- [What needs to be done]:
Continue the forum thread about a husband who deliberately annoys his spouse, starting after its final reply.

- [Selected passage]:
════════════════
My husband is constantly doing little things to annoy me! poking me, hiding my phone, saying things that he knows bugs me. Basically just being childish. Why does he purposely want to annoy me?? He has always pretty much been like this since I've known him, but sometimes he annoys me so bad that I want get seriously really upset & all he does is laughs. 

Any advice?!? :) 

Re: Why does my husband do things to purposely annoy me???

  • My husband is constantly doing little things to annoy me! poking me, hiding my phone, saying things that he knows bugs me. Basically just being childish. Why does he purposely want to annoy me?? He has always pretty much been like this since I've known him, but sometimes he annoys me so bad that I want get seriously really upset & all he does is laughs. 

    Any advice?!? :) 
    Why does he say that he does this?
    What did he say when you told him that it bothered you?
    image
  • So he was like this before you married him and even after you calmly expressed how his behavior made you feel, he didn't change and the Magic wedding band didn't change him. Guessing you also knew he didn't help around the house before you got married as well.
════════════════
- [Records]:
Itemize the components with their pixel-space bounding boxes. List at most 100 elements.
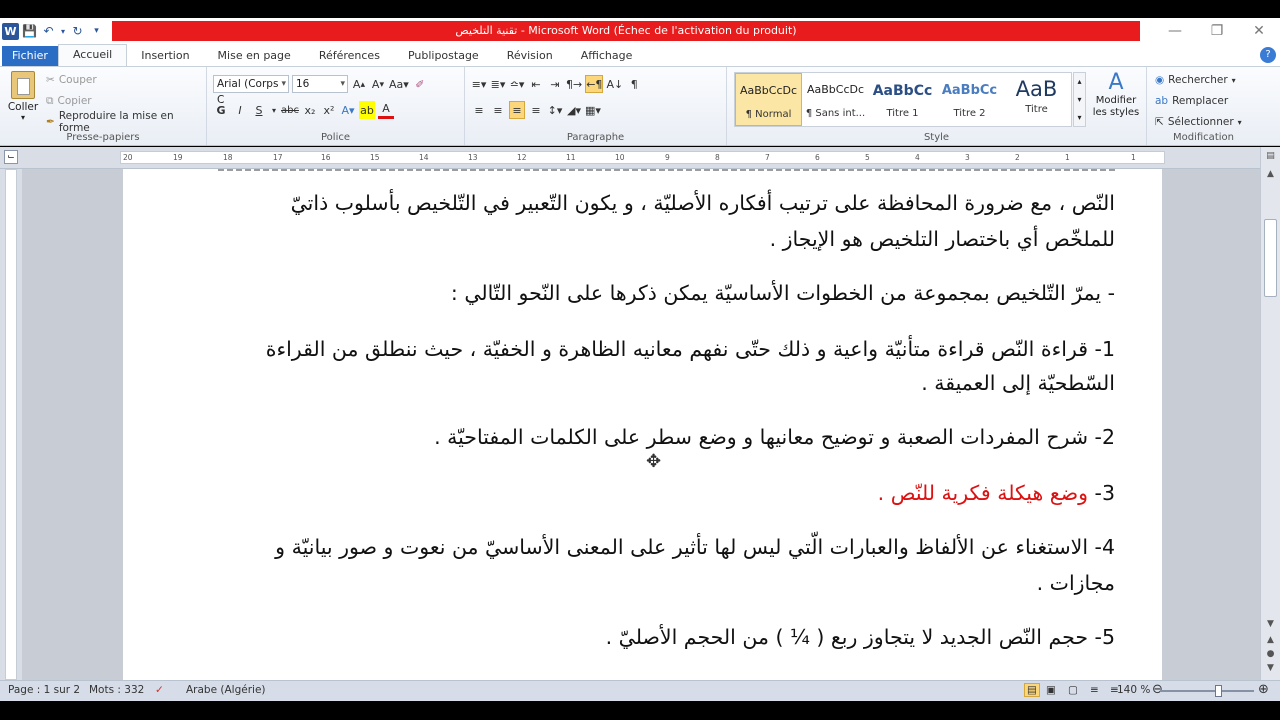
- next-page-icon[interactable]: ▼: [1264, 663, 1277, 673]
- align-right-icon[interactable]: ≡: [509, 101, 525, 119]
- paste-icon: [11, 71, 35, 99]
- move-cursor-icon: ✥: [646, 451, 662, 472]
- align-center-icon[interactable]: ≡: [490, 101, 506, 119]
- rtl-icon[interactable]: ←¶: [585, 75, 604, 93]
- scroll-thumb[interactable]: [1264, 219, 1277, 297]
- underline-dropdown-icon[interactable]: ▾: [270, 101, 278, 119]
- show-marks-icon[interactable]: ¶: [626, 75, 642, 93]
- bullets-icon[interactable]: ≡▾: [471, 75, 487, 93]
- align-left-icon[interactable]: ≡: [471, 101, 487, 119]
- style-heading-2[interactable]: AaBbCc Titre 2: [936, 73, 1003, 126]
- zoom-slider[interactable]: [1160, 690, 1254, 692]
- style-no-spacing[interactable]: AaBbCcDc ¶ Sans int...: [802, 73, 869, 126]
- clipboard-group-label: Presse-papiers: [66, 132, 140, 143]
- superscript-button[interactable]: x²: [321, 101, 337, 119]
- ruler-scale[interactable]: 20 19 18 17 16 15 14 13 12 11 10 9 8 7 6…: [120, 151, 1165, 164]
- bold-button[interactable]: G: [213, 101, 229, 119]
- decrease-indent-icon[interactable]: ⇤: [528, 75, 544, 93]
- italic-button[interactable]: I: [232, 101, 248, 119]
- underline-button[interactable]: S: [251, 101, 267, 119]
- numbering-icon[interactable]: ≣▾: [490, 75, 506, 93]
- full-screen-view-icon[interactable]: ▣: [1046, 684, 1056, 696]
- save-icon[interactable]: 💾: [21, 23, 38, 40]
- highlight-icon[interactable]: ab: [358, 101, 375, 119]
- document-page[interactable]: النّص ، مع ضرورة المحافظة على ترتيب أفكا…: [123, 169, 1162, 680]
- change-case-icon[interactable]: Aa▾: [389, 75, 409, 93]
- ruler-tick: 20: [123, 153, 133, 162]
- tab-affichage[interactable]: Affichage: [567, 46, 647, 66]
- style-title[interactable]: AaB Titre: [1003, 73, 1070, 126]
- grow-font-icon[interactable]: A ▴: [351, 75, 367, 93]
- line-spacing-icon[interactable]: ↕▾: [547, 101, 563, 119]
- font-size-select[interactable]: 16: [292, 75, 348, 93]
- outline-view-icon[interactable]: ≡: [1090, 684, 1099, 696]
- style-normal[interactable]: AaBbCcDc ¶ Normal: [735, 73, 802, 126]
- shading-icon[interactable]: ◢▾: [566, 101, 582, 119]
- replace-button[interactable]: ab Remplacer: [1155, 91, 1228, 111]
- prev-page-icon[interactable]: ▲: [1264, 635, 1277, 645]
- proofing-icon[interactable]: ✓: [155, 684, 164, 696]
- print-layout-view-icon[interactable]: ▤: [1024, 683, 1040, 697]
- increase-indent-icon[interactable]: ⇥: [547, 75, 563, 93]
- undo-icon[interactable]: ↶: [40, 23, 57, 40]
- format-painter-button[interactable]: ✒ Reproduire la mise en forme: [46, 110, 206, 134]
- select-button[interactable]: ⇱ Sélectionner ▾: [1155, 112, 1242, 132]
- tab-fichier[interactable]: Fichier: [2, 46, 58, 66]
- page-count[interactable]: Page : 1 sur 2: [8, 684, 80, 696]
- page-margin-right: [1162, 169, 1260, 680]
- subscript-button[interactable]: x₂: [302, 101, 318, 119]
- ribbon-tabs: Fichier Accueil Insertion Mise en page R…: [0, 44, 1280, 66]
- font-name-select[interactable]: Arial (Corps C: [213, 75, 289, 106]
- page-margin-left: [22, 169, 123, 680]
- find-button[interactable]: ◉ Rechercher ▾: [1155, 70, 1236, 90]
- customize-qat-icon[interactable]: ▾: [88, 23, 105, 40]
- redo-icon[interactable]: ↻: [69, 23, 86, 40]
- ruler-tick: 9: [665, 153, 670, 162]
- strikethrough-button[interactable]: abc: [281, 101, 299, 119]
- copy-button[interactable]: ⧉ Copier: [46, 91, 92, 111]
- web-layout-view-icon[interactable]: ▢: [1068, 684, 1078, 696]
- tab-selector[interactable]: ⌙: [4, 150, 18, 164]
- zoom-level[interactable]: 140 %: [1117, 684, 1150, 696]
- scroll-down-icon[interactable]: ▼: [1264, 619, 1277, 629]
- tab-insertion[interactable]: Insertion: [127, 46, 203, 66]
- tab-revision[interactable]: Révision: [493, 46, 567, 66]
- vertical-scrollbar[interactable]: ▤ ▲ ▼ ▲ ● ▼: [1260, 147, 1280, 680]
- tab-mise-en-page[interactable]: Mise en page: [204, 46, 305, 66]
- styles-scroll[interactable]: ▴ ▾ ▾: [1073, 72, 1086, 127]
- word-count[interactable]: Mots : 332: [89, 684, 144, 696]
- minimize-button[interactable]: —: [1154, 18, 1196, 44]
- zoom-in-icon[interactable]: ⊕: [1258, 682, 1269, 697]
- browse-object-icon[interactable]: ●: [1264, 649, 1277, 659]
- quick-access-toolbar: W 💾 ↶ ▾ ↻ ▾: [0, 18, 105, 44]
- style-heading-1[interactable]: AaBbCc Titre 1: [869, 73, 936, 126]
- ruler-tick: 18: [223, 153, 233, 162]
- tab-accueil[interactable]: Accueil: [57, 44, 128, 66]
- scroll-up-icon[interactable]: ▲: [1264, 169, 1277, 179]
- cut-button[interactable]: ✂ Couper: [46, 70, 97, 90]
- borders-icon[interactable]: ▦▾: [585, 101, 601, 119]
- tab-publipostage[interactable]: Publipostage: [394, 46, 493, 66]
- word-app-icon[interactable]: W: [2, 22, 19, 40]
- undo-dropdown-icon[interactable]: ▾: [59, 23, 67, 40]
- multilevel-list-icon[interactable]: ≏▾: [509, 75, 525, 93]
- ruler-tick: 1: [1131, 153, 1136, 162]
- close-button[interactable]: ✕: [1238, 18, 1280, 44]
- sort-icon[interactable]: A↓: [606, 75, 623, 93]
- styles-group-label: Style: [923, 132, 950, 143]
- shrink-font-icon[interactable]: A ▾: [370, 75, 386, 93]
- ltr-icon[interactable]: ¶→: [566, 75, 582, 93]
- restore-button[interactable]: ❐: [1196, 18, 1238, 44]
- doc-line-7-red-text: وضع هيكلة فكرية للنّص .: [877, 481, 1089, 505]
- language-indicator[interactable]: Arabe (Algérie): [186, 684, 266, 696]
- ruler-toggle-icon[interactable]: ▤: [1264, 151, 1277, 161]
- text-effects-icon[interactable]: A▾: [340, 101, 356, 119]
- justify-icon[interactable]: ≡: [528, 101, 544, 119]
- font-color-icon[interactable]: A: [377, 101, 394, 119]
- tab-references[interactable]: Références: [305, 46, 394, 66]
- modify-styles-button[interactable]: A Modifier les styles: [1090, 71, 1142, 119]
- clear-format-icon[interactable]: ✐: [412, 75, 428, 93]
- zoom-slider-thumb[interactable]: [1215, 685, 1222, 697]
- paste-button[interactable]: Coller ▾: [6, 71, 40, 122]
- help-icon[interactable]: ?: [1260, 47, 1276, 63]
════════════════
- [In response]:
    My husband drives me nuts sometimes but never makes me angry and can always make me laugh even when I want to be mad. If he didn't however get that his actions were upsetting me and to make it worse laughed when I got upset, it would be time for a Come to Jesus talk
  • Ha...my husband acts in a similar manner.  He enjoys being silly, teasing me, and being just a bit pesky.  I enjoy his silliness most of the time, and don't want to take away that goofy side of him.  However, there are times when you just want a straight answer without having to play along!  We're constantly working on improving our communication, both verbal, and nonverbal.  That includes me communicating to him when it's time to set aside the jokes, and be serious for a moment (and have him understand it). 

    Twice, when we were first dating, I had moments of such great frustration that I had to break down, crying, to get him to really understand that I was feeling stress/anxiety, and just couldn't handle him being silly at that particular moment.  He simply didn't understand how frustrated I was getting, and I had to sit him down and explain it to him (he has no natural empathy).  I had to ask him in what ways I could communicate to him clearly (without a breakdown) when I needed him to be serious with me.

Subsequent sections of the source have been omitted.